─── MATERIAL SUPPLIED

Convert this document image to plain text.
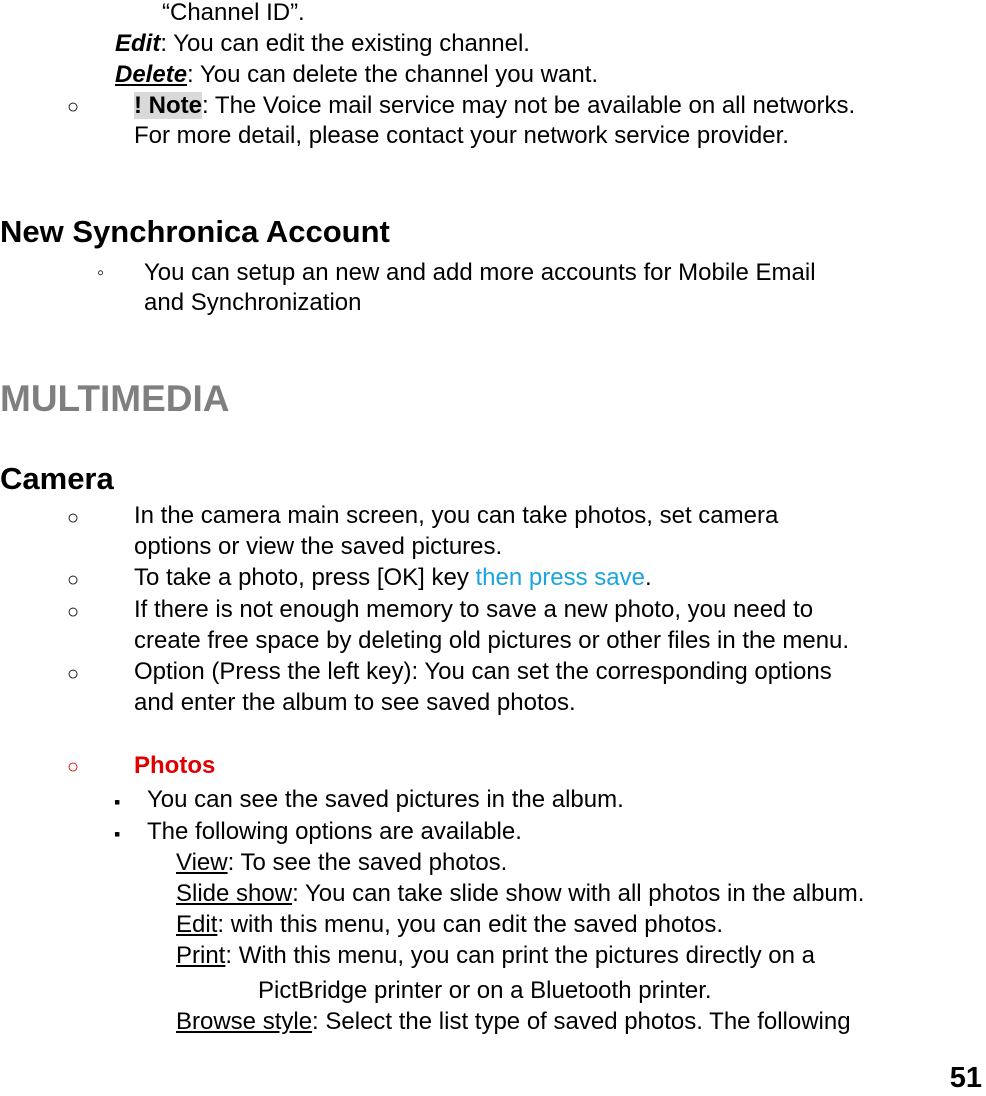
“Channel ID”.
Edit: You can edit the existing channel.
Delete: You can delete the channel you want.
○ ! Note: The Voice mail service may not be available on all networks.
For more detail, please contact your network service provider.
New Synchronica Account
◦ You can setup an new and add more accounts for Mobile Email
and Synchronization
MULTIMEDIA
Camera
○ In the camera main screen, you can take photos, set camera
options or view the saved pictures.
○ To take a photo, press [OK] key then press save.
○ If there is not enough memory to save a new photo, you need to
create free space by deleting old pictures or other files in the menu.
○ Option (Press the left key): You can set the corresponding options
and enter the album to see saved photos.
○ Photos
▪ You can see the saved pictures in the album.
▪ The following options are available.
View: To see the saved photos.
Slide show: You can take slide show with all photos in the album.
Edit: with this menu, you can edit the saved photos.
Print: With this menu, you can print the pictures directly on a
PictBridge printer or on a Bluetooth printer.
Browse style: Select the list type of saved photos. The following
51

──────

* AIM OF THE TASK: Retype all entries exactly as they appear, dropping the images.

* CORRECT RESULT:
Convert this document image to plain text.
“Channel ID”.
Edit: You can edit the existing channel.
Delete: You can delete the channel you want.
○ ! Note: The Voice mail service may not be available on all networks.
For more detail, please contact your network service provider.
New Synchronica Account
◦ You can setup an new and add more accounts for Mobile Email
and Synchronization
MULTIMEDIA
Camera
○ In the camera main screen, you can take photos, set camera
options or view the saved pictures.
○ To take a photo, press [OK] key then press save.
○ If there is not enough memory to save a new photo, you need to
create free space by deleting old pictures or other files in the menu.
○ Option (Press the left key): You can set the corresponding options
and enter the album to see saved photos.
○ Photos
▪ You can see the saved pictures in the album.
▪ The following options are available.
View: To see the saved photos.
Slide show: You can take slide show with all photos in the album.
Edit: with this menu, you can edit the saved photos.
Print: With this menu, you can print the pictures directly on a
PictBridge printer or on a Bluetooth printer.
Browse style: Select the list type of saved photos. The following
51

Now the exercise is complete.